Task statement:
Pick out each line containing the string "piControl".

— BEGIN —

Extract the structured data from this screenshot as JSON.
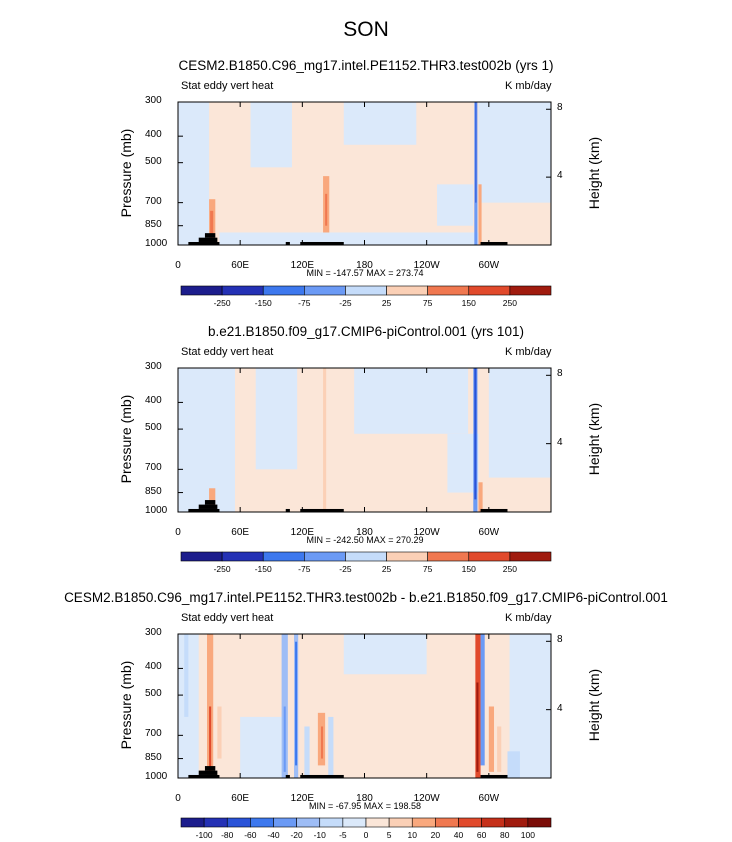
{
  "page": {
    "title": "SON"
  },
  "colors": {
    "neg": [
      "#1c1d8c",
      "#2431b5",
      "#2a53d8",
      "#3d78ee",
      "#6b9af5",
      "#9ebdf6",
      "#c5dcfa",
      "#dbe9fa"
    ],
    "pos": [
      "#fbe6d8",
      "#fbd0b6",
      "#f9a87d",
      "#f07850",
      "#e14a2c",
      "#c5301a",
      "#a01b0e",
      "#7a0c08"
    ],
    "land": "#000000"
  },
  "chart_data": [
    {
      "type": "heatmap",
      "title": "CESM2.B1850.C96_mg17.intel.PE1152.THR3.test002b (yrs 1)",
      "left_label": "Stat eddy vert heat",
      "right_label": "K mb/day",
      "ylabel": "Pressure (mb)",
      "ylabel_right": "Height (km)",
      "x_ticks": [
        "0",
        "60E",
        "120E",
        "180",
        "120W",
        "60W"
      ],
      "x_tick_lon": [
        0,
        60,
        120,
        180,
        240,
        300
      ],
      "xlim": [
        0,
        360
      ],
      "y_ticks": [
        "300",
        "400",
        "500",
        "700",
        "850",
        "1000"
      ],
      "y_tick_p": [
        300,
        400,
        500,
        700,
        850,
        1000
      ],
      "ylim": [
        1000,
        300
      ],
      "height_ticks": [
        "8",
        "4"
      ],
      "height_km": [
        8,
        4
      ],
      "min": -147.57,
      "max": 273.74,
      "minmax_text": "MIN = -147.57  MAX = 273.74",
      "colorbar_levels": [
        "-250",
        "-150",
        "-75",
        "-25",
        "25",
        "75",
        "150",
        "250"
      ],
      "background": "#fbe6d8",
      "patches": [
        {
          "lon": [
            0,
            30
          ],
          "p": [
            300,
            1000
          ],
          "lvl": -1
        },
        {
          "lon": [
            70,
            110
          ],
          "p": [
            300,
            520
          ],
          "lvl": -1
        },
        {
          "lon": [
            160,
            230
          ],
          "p": [
            300,
            430
          ],
          "lvl": -1
        },
        {
          "lon": [
            290,
            360
          ],
          "p": [
            300,
            700
          ],
          "lvl": -1
        },
        {
          "lon": [
            40,
            290
          ],
          "p": [
            900,
            1000
          ],
          "lvl": -1
        },
        {
          "lon": [
            250,
            285
          ],
          "p": [
            600,
            850
          ],
          "lvl": -1
        },
        {
          "lon": [
            30,
            36
          ],
          "p": [
            680,
            1000
          ],
          "lvl": 3
        },
        {
          "lon": [
            31,
            34
          ],
          "p": [
            750,
            950
          ],
          "lvl": 4
        },
        {
          "lon": [
            140,
            146
          ],
          "p": [
            560,
            900
          ],
          "lvl": 3
        },
        {
          "lon": [
            142,
            144
          ],
          "p": [
            650,
            850
          ],
          "lvl": 4
        },
        {
          "lon": [
            290,
            293
          ],
          "p": [
            600,
            1000
          ],
          "lvl": 3
        },
        {
          "lon": [
            286,
            289
          ],
          "p": [
            300,
            1000
          ],
          "lvl": -4
        },
        {
          "lon": [
            287,
            288
          ],
          "p": [
            300,
            700
          ],
          "lvl": -6
        }
      ],
      "land": [
        {
          "lon": [
            10,
            40
          ],
          "p": [
            975,
            1000
          ]
        },
        {
          "lon": [
            20,
            38
          ],
          "p": [
            940,
            975
          ]
        },
        {
          "lon": [
            26,
            36
          ],
          "p": [
            905,
            940
          ]
        },
        {
          "lon": [
            104,
            108
          ],
          "p": [
            975,
            1000
          ]
        },
        {
          "lon": [
            118,
            160
          ],
          "p": [
            975,
            1000
          ]
        },
        {
          "lon": [
            292,
            318
          ],
          "p": [
            975,
            1000
          ]
        }
      ]
    },
    {
      "type": "heatmap",
      "title": "b.e21.B1850.f09_g17.CMIP6-piControl.001 (yrs 101)",
      "left_label": "Stat eddy vert heat",
      "right_label": "K mb/day",
      "ylabel": "Pressure (mb)",
      "ylabel_right": "Height (km)",
      "x_ticks": [
        "0",
        "60E",
        "120E",
        "180",
        "120W",
        "60W"
      ],
      "x_tick_lon": [
        0,
        60,
        120,
        180,
        240,
        300
      ],
      "xlim": [
        0,
        360
      ],
      "y_ticks": [
        "300",
        "400",
        "500",
        "700",
        "850",
        "1000"
      ],
      "y_tick_p": [
        300,
        400,
        500,
        700,
        850,
        1000
      ],
      "ylim": [
        1000,
        300
      ],
      "height_ticks": [
        "8",
        "4"
      ],
      "height_km": [
        8,
        4
      ],
      "min": -242.5,
      "max": 270.29,
      "minmax_text": "MIN = -242.50  MAX = 270.29",
      "colorbar_levels": [
        "-250",
        "-150",
        "-75",
        "-25",
        "25",
        "75",
        "150",
        "250"
      ],
      "background": "#fbe6d8",
      "patches": [
        {
          "lon": [
            0,
            55
          ],
          "p": [
            300,
            1000
          ],
          "lvl": -1
        },
        {
          "lon": [
            75,
            115
          ],
          "p": [
            300,
            700
          ],
          "lvl": -1
        },
        {
          "lon": [
            170,
            280
          ],
          "p": [
            300,
            520
          ],
          "lvl": -1
        },
        {
          "lon": [
            260,
            290
          ],
          "p": [
            520,
            850
          ],
          "lvl": -1
        },
        {
          "lon": [
            300,
            360
          ],
          "p": [
            300,
            750
          ],
          "lvl": -1
        },
        {
          "lon": [
            30,
            36
          ],
          "p": [
            820,
            1000
          ],
          "lvl": 3
        },
        {
          "lon": [
            120,
            124
          ],
          "p": [
            300,
            1000
          ],
          "lvl": 1
        },
        {
          "lon": [
            140,
            143
          ],
          "p": [
            300,
            1000
          ],
          "lvl": 2
        },
        {
          "lon": [
            290,
            294
          ],
          "p": [
            780,
            1000
          ],
          "lvl": 3
        },
        {
          "lon": [
            285,
            289
          ],
          "p": [
            300,
            1000
          ],
          "lvl": -4
        },
        {
          "lon": [
            286,
            288
          ],
          "p": [
            300,
            900
          ],
          "lvl": -6
        }
      ],
      "land": [
        {
          "lon": [
            10,
            40
          ],
          "p": [
            975,
            1000
          ]
        },
        {
          "lon": [
            20,
            38
          ],
          "p": [
            940,
            975
          ]
        },
        {
          "lon": [
            26,
            36
          ],
          "p": [
            905,
            940
          ]
        },
        {
          "lon": [
            104,
            108
          ],
          "p": [
            975,
            1000
          ]
        },
        {
          "lon": [
            118,
            160
          ],
          "p": [
            975,
            1000
          ]
        },
        {
          "lon": [
            292,
            318
          ],
          "p": [
            975,
            1000
          ]
        }
      ]
    },
    {
      "type": "heatmap",
      "title": "CESM2.B1850.C96_mg17.intel.PE1152.THR3.test002b - b.e21.B1850.f09_g17.CMIP6-piControl.001",
      "left_label": "Stat eddy vert heat",
      "right_label": "K mb/day",
      "ylabel": "Pressure (mb)",
      "ylabel_right": "Height (km)",
      "x_ticks": [
        "0",
        "60E",
        "120E",
        "180",
        "120W",
        "60W"
      ],
      "x_tick_lon": [
        0,
        60,
        120,
        180,
        240,
        300
      ],
      "xlim": [
        0,
        360
      ],
      "y_ticks": [
        "300",
        "400",
        "500",
        "700",
        "850",
        "1000"
      ],
      "y_tick_p": [
        300,
        400,
        500,
        700,
        850,
        1000
      ],
      "ylim": [
        1000,
        300
      ],
      "height_ticks": [
        "8",
        "4"
      ],
      "height_km": [
        8,
        4
      ],
      "min": -67.95,
      "max": 198.58,
      "minmax_text": "MIN = -67.95  MAX = 198.58",
      "colorbar_levels": [
        "-100",
        "-80",
        "-60",
        "-40",
        "-20",
        "-10",
        "-5",
        "0",
        "5",
        "10",
        "20",
        "40",
        "60",
        "80",
        "100"
      ],
      "background": "#fbe6d8",
      "patches": [
        {
          "lon": [
            0,
            20
          ],
          "p": [
            300,
            1000
          ],
          "lvl": -1
        },
        {
          "lon": [
            60,
            100
          ],
          "p": [
            600,
            1000
          ],
          "lvl": -1
        },
        {
          "lon": [
            160,
            240
          ],
          "p": [
            300,
            420
          ],
          "lvl": -1
        },
        {
          "lon": [
            320,
            360
          ],
          "p": [
            300,
            1000
          ],
          "lvl": -1
        },
        {
          "lon": [
            6,
            10
          ],
          "p": [
            300,
            600
          ],
          "lvl": -2
        },
        {
          "lon": [
            28,
            34
          ],
          "p": [
            300,
            1000
          ],
          "lvl": 3
        },
        {
          "lon": [
            30,
            32
          ],
          "p": [
            550,
            950
          ],
          "lvl": 5
        },
        {
          "lon": [
            38,
            42
          ],
          "p": [
            550,
            850
          ],
          "lvl": 2
        },
        {
          "lon": [
            100,
            106
          ],
          "p": [
            300,
            1000
          ],
          "lvl": -3
        },
        {
          "lon": [
            102,
            104
          ],
          "p": [
            550,
            950
          ],
          "lvl": -4
        },
        {
          "lon": [
            112,
            116
          ],
          "p": [
            300,
            1000
          ],
          "lvl": -3
        },
        {
          "lon": [
            113,
            115
          ],
          "p": [
            320,
            900
          ],
          "lvl": -5
        },
        {
          "lon": [
            122,
            127
          ],
          "p": [
            650,
            1000
          ],
          "lvl": -2
        },
        {
          "lon": [
            135,
            142
          ],
          "p": [
            580,
            900
          ],
          "lvl": 3
        },
        {
          "lon": [
            138,
            140
          ],
          "p": [
            650,
            850
          ],
          "lvl": 4
        },
        {
          "lon": [
            145,
            150
          ],
          "p": [
            600,
            1000
          ],
          "lvl": -2
        },
        {
          "lon": [
            287,
            292
          ],
          "p": [
            300,
            1000
          ],
          "lvl": 5
        },
        {
          "lon": [
            288,
            290
          ],
          "p": [
            450,
            950
          ],
          "lvl": 7
        },
        {
          "lon": [
            292,
            296
          ],
          "p": [
            300,
            900
          ],
          "lvl": -4
        },
        {
          "lon": [
            300,
            305
          ],
          "p": [
            550,
            950
          ],
          "lvl": 3
        },
        {
          "lon": [
            308,
            312
          ],
          "p": [
            650,
            950
          ],
          "lvl": 2
        },
        {
          "lon": [
            318,
            330
          ],
          "p": [
            800,
            1000
          ],
          "lvl": -2
        }
      ],
      "land": [
        {
          "lon": [
            10,
            40
          ],
          "p": [
            975,
            1000
          ]
        },
        {
          "lon": [
            20,
            38
          ],
          "p": [
            940,
            975
          ]
        },
        {
          "lon": [
            26,
            36
          ],
          "p": [
            905,
            940
          ]
        },
        {
          "lon": [
            104,
            108
          ],
          "p": [
            975,
            1000
          ]
        },
        {
          "lon": [
            118,
            160
          ],
          "p": [
            975,
            1000
          ]
        },
        {
          "lon": [
            292,
            318
          ],
          "p": [
            975,
            1000
          ]
        }
      ]
    }
  ]
}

— END —

Worked solution:
      "title": "b.e21.B1850.f09_g17.CMIP6-piControl.001 (yrs 101)",
      "title": "CESM2.B1850.C96_mg17.intel.PE1152.THR3.test002b - b.e21.B1850.f09_g17.CMIP6-piControl.001",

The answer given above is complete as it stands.